- _What you have to do_:
Can you copy the data word for word, from its first line through the line containing "data-label: 8.1% [372,358,423,384]", and leave the pictures out?

- _Data in this exercise_:
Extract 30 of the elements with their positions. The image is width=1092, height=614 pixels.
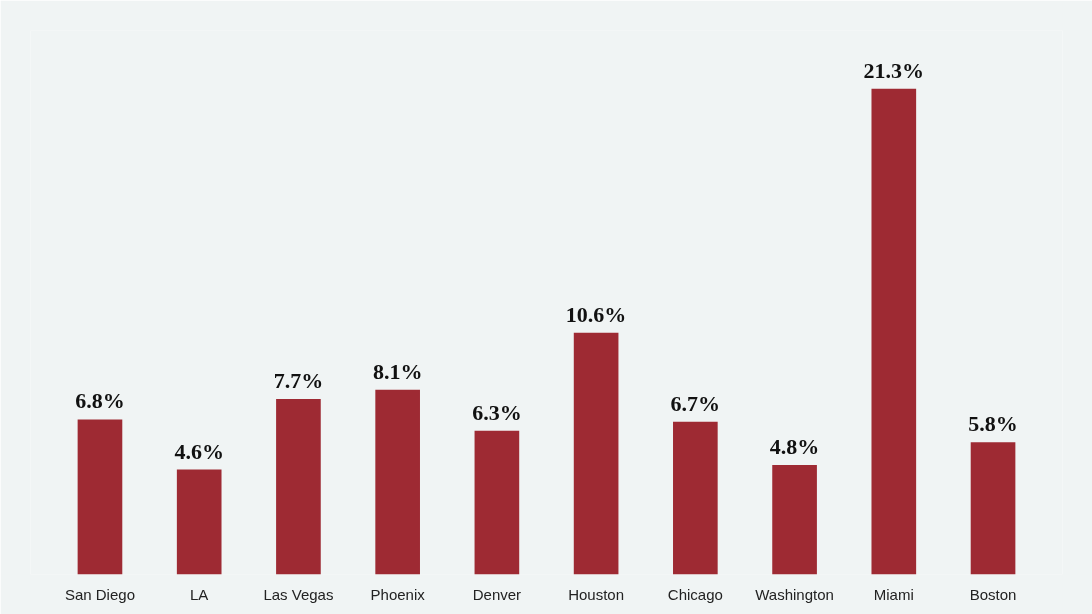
bar [970,442,1016,575]
data-label: 6.7% [670,390,721,416]
x-tick-label: Denver [472,585,522,603]
bar [573,332,619,575]
data-label: 10.6% [565,301,627,327]
data-label: 5.8% [968,411,1018,437]
bar [474,430,520,575]
x-tick-label: Houston [568,585,625,603]
data-label: 4.8% [769,434,820,460]
bar [375,389,420,575]
data-label: 8.1% [372,358,423,384]
x-tick-label: Washington [755,585,834,603]
x-tick-label: Miami [873,585,914,603]
x-tick-label: Boston [969,585,1017,603]
data-label: 21.3% [863,57,925,83]
bar [276,398,321,575]
data-label: 4.6% [174,438,224,464]
x-tick-label: Las Vegas [263,585,334,603]
bar [772,465,817,575]
bar [871,88,917,575]
bar [673,421,718,575]
data-label: 6.8% [75,388,125,414]
data-label: 7.7% [273,367,324,393]
x-tick-label: Phoenix [370,585,426,603]
bar [77,419,123,575]
x-tick-label: Chicago [667,585,723,603]
bar [176,469,222,575]
data-label: 6.3% [472,399,522,425]
x-tick-label: San Diego [64,585,135,603]
x-tick-label: LA [190,585,209,603]
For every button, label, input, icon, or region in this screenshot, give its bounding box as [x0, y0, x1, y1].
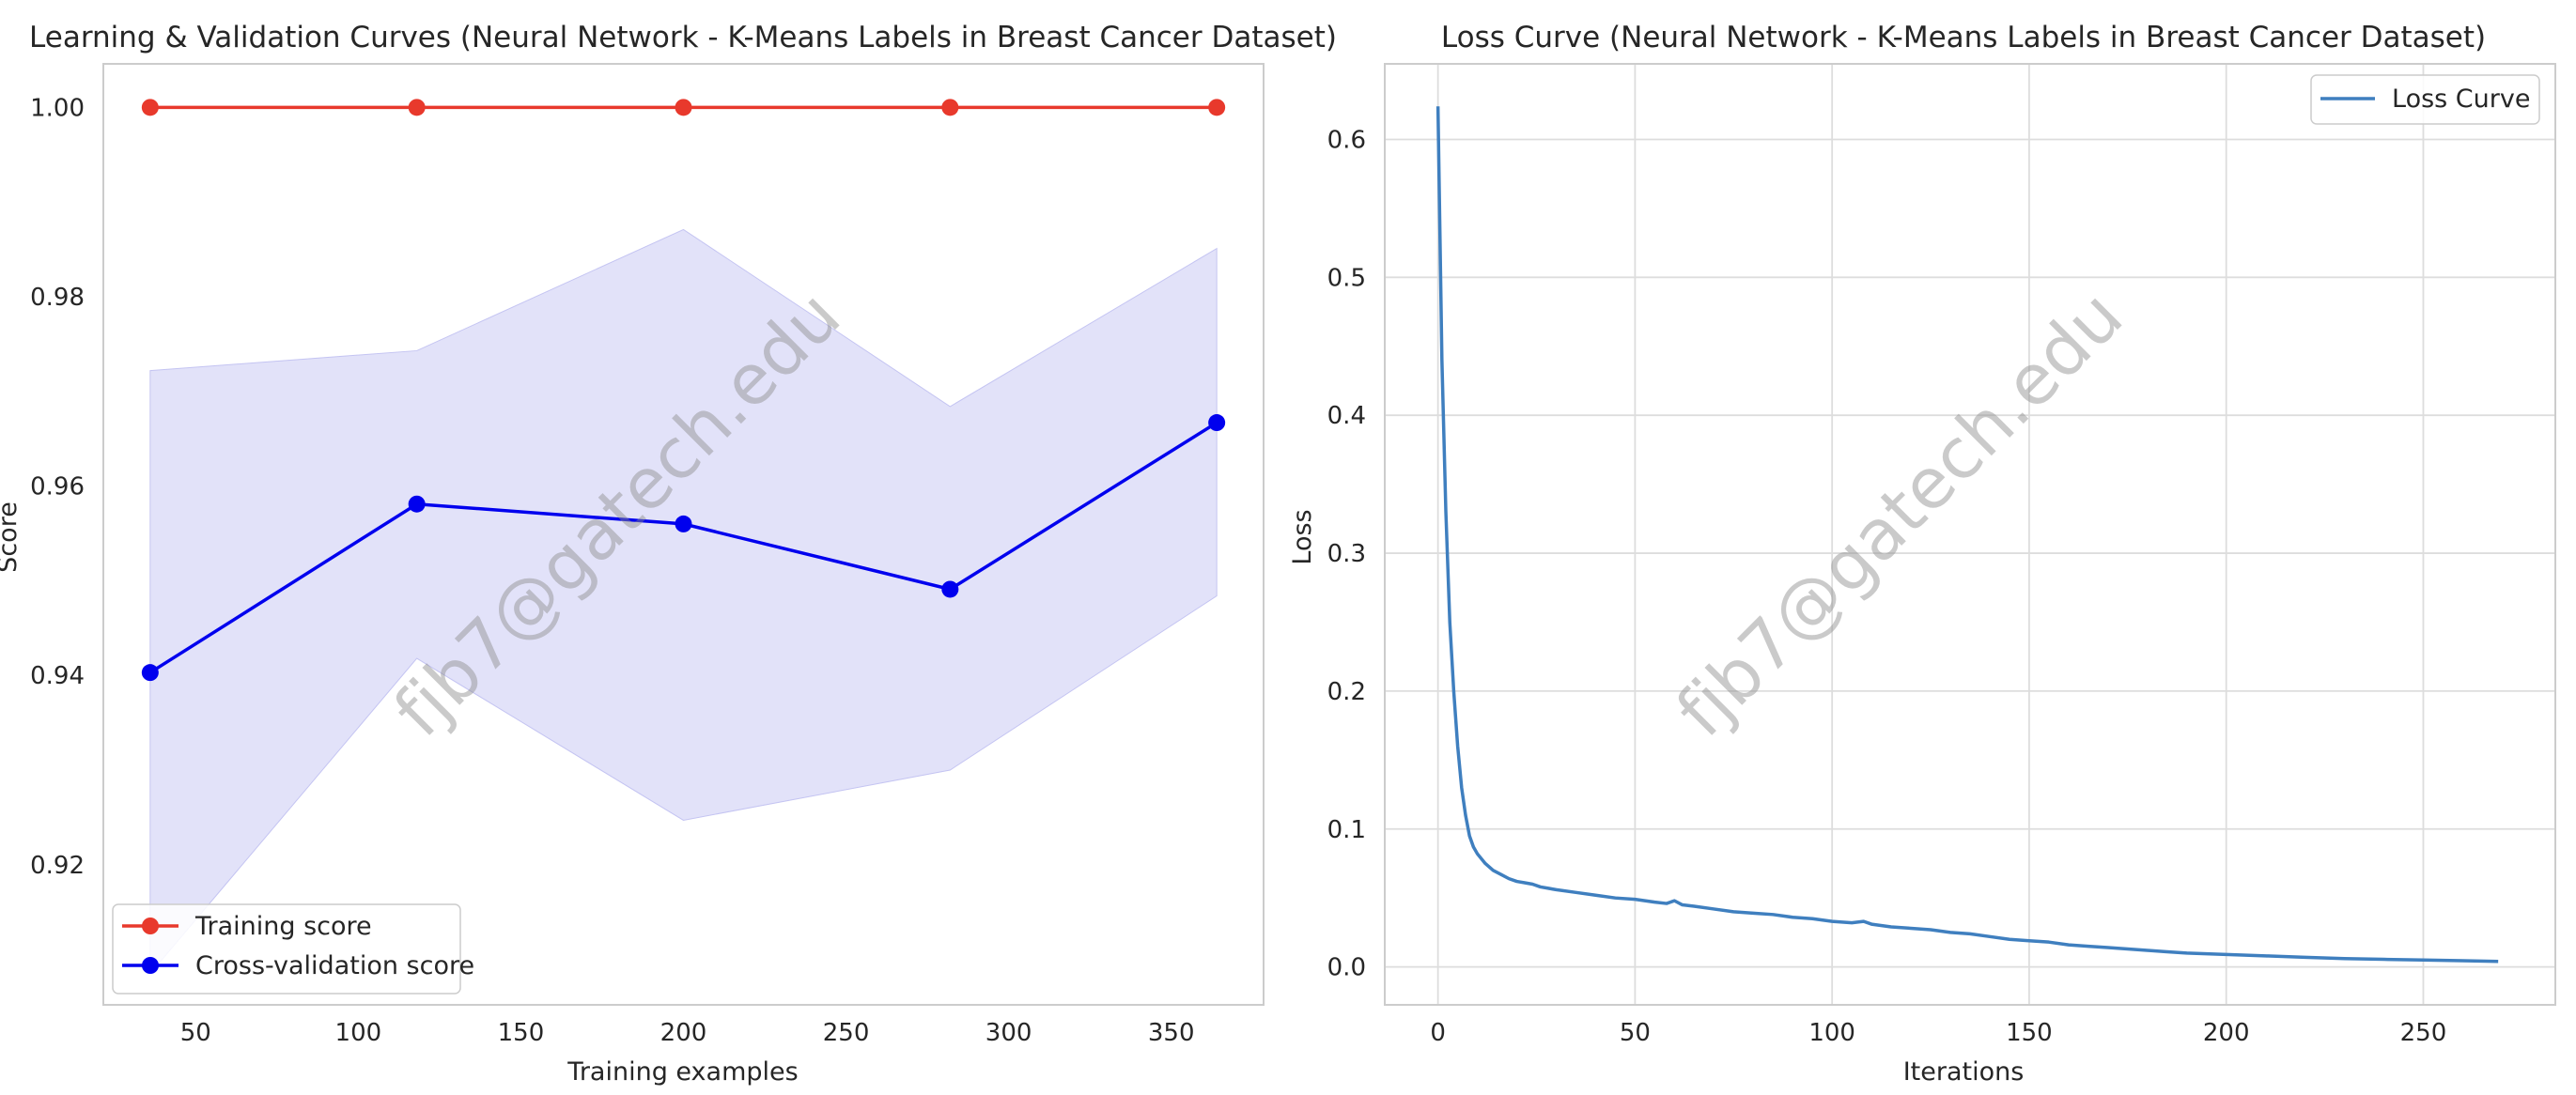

- _Solved problem_:
Extract 30 of the elements with their positions. The image is width=1092, height=614 pixels.
bar [970,442,1016,575]
data-label: 6.7% [670,390,721,416]
x-tick-label: Denver [472,585,522,603]
bar [573,332,619,575]
data-label: 10.6% [565,301,627,327]
data-label: 5.8% [968,411,1018,437]
bar [474,430,520,575]
x-tick-label: Houston [568,585,625,603]
data-label: 4.8% [769,434,820,460]
bar [375,389,420,575]
data-label: 8.1% [372,358,423,384]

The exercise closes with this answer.